Look through the listing and locate every line containing the word "unit"; copy those lines.

-------- Data in this exercise --------

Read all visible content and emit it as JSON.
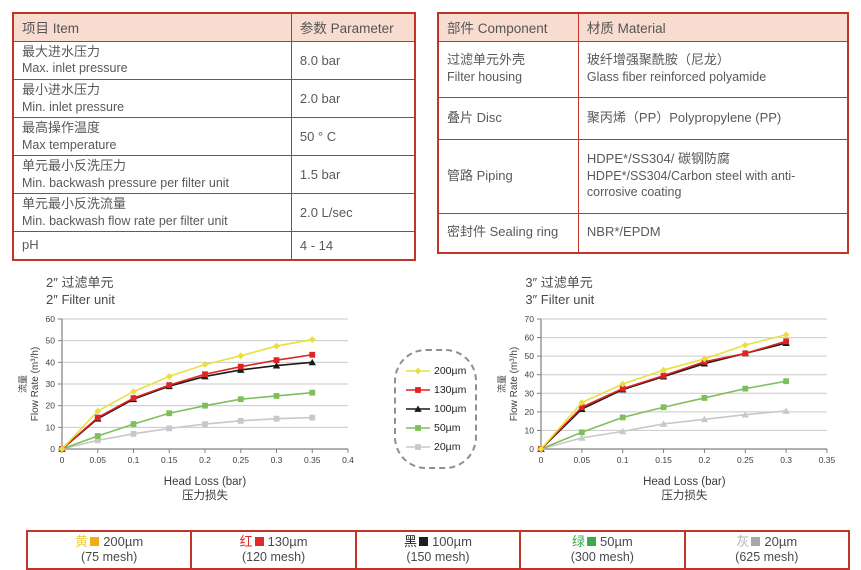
{
  "colors": {
    "border_red": "#c13529",
    "header_bg": "#f8dcd0",
    "text_gray": "#595959",
    "gridline": "#c9c9c9",
    "axis": "#808080"
  },
  "spec_table": {
    "headers": [
      "项目 Item",
      "参数 Parameter"
    ],
    "rows": [
      {
        "item_cn": "最大进水压力",
        "item_en": "Max. inlet pressure",
        "value": "8.0 bar"
      },
      {
        "item_cn": "最小进水压力",
        "item_en": "Min. inlet pressure",
        "value": "2.0 bar"
      },
      {
        "item_cn": "最高操作温度",
        "item_en": "Max temperature",
        "value": "50 ° C"
      },
      {
        "item_cn": "单元最小反洗压力",
        "item_en": "Min. backwash pressure per filter unit",
        "value": "1.5 bar"
      },
      {
        "item_cn": "单元最小反洗流量",
        "item_en": "Min. backwash flow rate per filter unit",
        "value": "2.0 L/sec"
      },
      {
        "item_cn": "pH",
        "item_en": "",
        "value": "4 - 14"
      }
    ]
  },
  "material_table": {
    "headers": [
      "部件 Component",
      "材质 Material"
    ],
    "rows": [
      {
        "component_cn": "过滤单元外壳",
        "component_en": "Filter housing",
        "material_cn": "玻纤增强聚酰胺（尼龙）",
        "material_en": "Glass fiber reinforced polyamide"
      },
      {
        "component_cn": "叠片 Disc",
        "component_en": "",
        "material_cn": "聚丙烯（PP）Polypropylene (PP)",
        "material_en": ""
      },
      {
        "component_cn": "管路 Piping",
        "component_en": "",
        "material_cn": "HDPE*/SS304/ 碳钢防腐",
        "material_en": "HDPE*/SS304/Carbon steel with anti-corrosive coating"
      },
      {
        "component_cn": "密封件 Sealing ring",
        "component_en": "",
        "material_cn": "NBR*/EPDM",
        "material_en": ""
      }
    ]
  },
  "chart_data": [
    {
      "type": "line",
      "title_cn": "2″ 过滤单元",
      "title_en": "2″ Filter unit",
      "xlabel": "Head Loss (bar)",
      "xlabel_cn": "压力损失",
      "ylabel_cn": "流量",
      "ylabel": "Flow Rate (m³/h)",
      "xlim": [
        0,
        0.4
      ],
      "ylim": [
        0,
        60
      ],
      "ystep": 10,
      "xticks": [
        0,
        0.05,
        0.1,
        0.15,
        0.2,
        0.25,
        0.3,
        0.35,
        0.4
      ],
      "x": [
        0,
        0.05,
        0.1,
        0.15,
        0.2,
        0.25,
        0.3,
        0.35
      ],
      "grid": "horizontal",
      "series": [
        {
          "name": "200µm",
          "color": "#e8e040",
          "marker": "diamond",
          "values": [
            0,
            17.5,
            26.5,
            33.5,
            39,
            43,
            47.5,
            50.5
          ]
        },
        {
          "name": "130µm",
          "color": "#e02424",
          "marker": "square",
          "values": [
            0,
            14.5,
            23.5,
            29.5,
            34.5,
            38,
            41,
            43.5
          ]
        },
        {
          "name": "100µm",
          "color": "#1a1a1a",
          "marker": "triangle",
          "values": [
            0,
            14,
            23,
            29,
            33.5,
            36.5,
            38.5,
            40
          ]
        },
        {
          "name": "50µm",
          "color": "#7fbf5a",
          "marker": "square",
          "values": [
            0,
            6,
            11.5,
            16.5,
            20,
            23,
            24.5,
            26
          ]
        },
        {
          "name": "20µm",
          "color": "#c8c8c8",
          "marker": "square",
          "values": [
            0,
            4,
            7,
            9.5,
            11.5,
            13,
            14,
            14.5
          ]
        }
      ]
    },
    {
      "type": "line",
      "title_cn": "3″ 过滤单元",
      "title_en": "3″ Filter unit",
      "xlabel": "Head Loss (bar)",
      "xlabel_cn": "压力损失",
      "ylabel_cn": "流量",
      "ylabel": "Flow Rate (m³/h)",
      "xlim": [
        0,
        0.35
      ],
      "ylim": [
        0,
        70
      ],
      "ystep": 10,
      "xticks": [
        0,
        0.05,
        0.1,
        0.15,
        0.2,
        0.25,
        0.3,
        0.35
      ],
      "x": [
        0,
        0.05,
        0.1,
        0.15,
        0.2,
        0.25,
        0.3
      ],
      "grid": "horizontal",
      "series": [
        {
          "name": "200µm",
          "color": "#e8e040",
          "marker": "diamond",
          "values": [
            0,
            25,
            35,
            42.5,
            48.5,
            56,
            61.5
          ]
        },
        {
          "name": "130µm",
          "color": "#e02424",
          "marker": "square",
          "values": [
            0,
            22.5,
            32.5,
            39.5,
            47,
            51.5,
            58
          ]
        },
        {
          "name": "100µm",
          "color": "#1a1a1a",
          "marker": "triangle",
          "values": [
            0,
            21.5,
            32,
            39,
            46,
            51.5,
            57
          ]
        },
        {
          "name": "50µm",
          "color": "#7fbf5a",
          "marker": "square",
          "values": [
            0,
            9,
            17,
            22.5,
            27.5,
            32.5,
            36.5
          ]
        },
        {
          "name": "20µm",
          "color": "#c8c8c8",
          "marker": "triangle",
          "values": [
            0,
            6,
            9.5,
            13.5,
            16,
            18.5,
            20.5
          ]
        }
      ]
    }
  ],
  "chart_legend": {
    "entries": [
      {
        "label": "200µm",
        "color": "#e8e040",
        "marker": "diamond"
      },
      {
        "label": "130µm",
        "color": "#e02424",
        "marker": "square"
      },
      {
        "label": "100µm",
        "color": "#1a1a1a",
        "marker": "triangle"
      },
      {
        "label": "50µm",
        "color": "#7fbf5a",
        "marker": "square"
      },
      {
        "label": "20µm",
        "color": "#c8c8c8",
        "marker": "square"
      }
    ]
  },
  "mesh_legend": {
    "cells": [
      {
        "color_cn": "黄",
        "char_color": "#eccf45",
        "swatch_color": "#f0ad17",
        "size": "200µm",
        "mesh": "(75 mesh)"
      },
      {
        "color_cn": "红",
        "char_color": "#e02b2b",
        "swatch_color": "#e02b2b",
        "size": "130µm",
        "mesh": "(120 mesh)"
      },
      {
        "color_cn": "黑",
        "char_color": "#1f1f1f",
        "swatch_color": "#1f1f1f",
        "size": "100µm",
        "mesh": "(150 mesh)"
      },
      {
        "color_cn": "绿",
        "char_color": "#3aa94f",
        "swatch_color": "#3aa94f",
        "size": "50µm",
        "mesh": "(300 mesh)"
      },
      {
        "color_cn": "灰",
        "char_color": "#b5b5b5",
        "swatch_color": "#a8a8a8",
        "size": "20µm",
        "mesh": "(625 mesh)"
      }
    ]
  }
}
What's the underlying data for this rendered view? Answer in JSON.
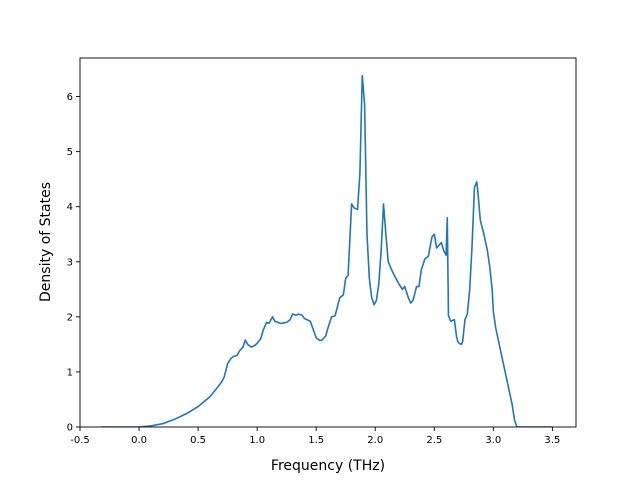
{
  "chart_data": {
    "type": "line",
    "title": "",
    "xlabel": "Frequency (THz)",
    "ylabel": "Density of States",
    "xlim": [
      -0.5,
      3.7
    ],
    "ylim": [
      0,
      6.7
    ],
    "xticks": [
      "-0.5",
      "0.0",
      "0.5",
      "1.0",
      "1.5",
      "2.0",
      "2.5",
      "3.0",
      "3.5"
    ],
    "yticks": [
      "0",
      "1",
      "2",
      "3",
      "4",
      "5",
      "6"
    ],
    "grid": false,
    "legend": "none",
    "series": [
      {
        "color": "#1f77b4",
        "x": [
          -0.32,
          0.0,
          0.1,
          0.2,
          0.3,
          0.4,
          0.5,
          0.6,
          0.65,
          0.7,
          0.72,
          0.75,
          0.78,
          0.8,
          0.83,
          0.85,
          0.88,
          0.9,
          0.92,
          0.95,
          0.98,
          1.0,
          1.03,
          1.05,
          1.08,
          1.1,
          1.13,
          1.15,
          1.2,
          1.25,
          1.28,
          1.3,
          1.33,
          1.35,
          1.38,
          1.4,
          1.45,
          1.5,
          1.53,
          1.55,
          1.58,
          1.6,
          1.63,
          1.66,
          1.7,
          1.73,
          1.75,
          1.77,
          1.8,
          1.82,
          1.85,
          1.87,
          1.89,
          1.91,
          1.93,
          1.95,
          1.97,
          1.99,
          2.01,
          2.03,
          2.05,
          2.07,
          2.09,
          2.11,
          2.15,
          2.2,
          2.23,
          2.25,
          2.28,
          2.3,
          2.32,
          2.35,
          2.37,
          2.39,
          2.42,
          2.45,
          2.48,
          2.5,
          2.52,
          2.54,
          2.56,
          2.58,
          2.6,
          2.61,
          2.62,
          2.64,
          2.67,
          2.69,
          2.7,
          2.71,
          2.73,
          2.74,
          2.76,
          2.78,
          2.8,
          2.82,
          2.84,
          2.86,
          2.87,
          2.89,
          2.92,
          2.95,
          2.97,
          2.99,
          3.0,
          3.02,
          3.05,
          3.08,
          3.1,
          3.12,
          3.14,
          3.16,
          3.18,
          3.2,
          3.5
        ],
        "y": [
          0,
          0,
          0.02,
          0.06,
          0.14,
          0.24,
          0.37,
          0.55,
          0.68,
          0.82,
          0.9,
          1.15,
          1.25,
          1.28,
          1.3,
          1.38,
          1.45,
          1.58,
          1.5,
          1.45,
          1.48,
          1.52,
          1.6,
          1.75,
          1.9,
          1.88,
          2.0,
          1.92,
          1.88,
          1.9,
          1.95,
          2.05,
          2.03,
          2.05,
          2.03,
          1.97,
          1.92,
          1.62,
          1.57,
          1.58,
          1.65,
          1.8,
          2.0,
          2.02,
          2.35,
          2.4,
          2.7,
          2.75,
          4.05,
          3.98,
          3.95,
          4.6,
          6.38,
          5.85,
          3.5,
          2.7,
          2.35,
          2.22,
          2.3,
          2.6,
          3.2,
          4.05,
          3.5,
          3.0,
          2.8,
          2.6,
          2.5,
          2.55,
          2.35,
          2.25,
          2.3,
          2.55,
          2.55,
          2.85,
          3.05,
          3.1,
          3.45,
          3.5,
          3.25,
          3.3,
          3.35,
          3.2,
          3.12,
          3.8,
          2.02,
          1.92,
          1.95,
          1.62,
          1.55,
          1.52,
          1.5,
          1.55,
          1.95,
          2.05,
          2.5,
          3.3,
          4.35,
          4.45,
          4.25,
          3.75,
          3.5,
          3.2,
          2.9,
          2.5,
          2.1,
          1.8,
          1.5,
          1.2,
          1.0,
          0.8,
          0.6,
          0.4,
          0.12,
          0,
          0
        ]
      }
    ]
  }
}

--------

-- Output of the exercise --
        "item_en": "Min. backwash pressure per filter unit",
        "item_en": "Min. backwash flow rate per filter unit",
      "title_en": "2″ Filter unit",
      "title_en": "3″ Filter unit",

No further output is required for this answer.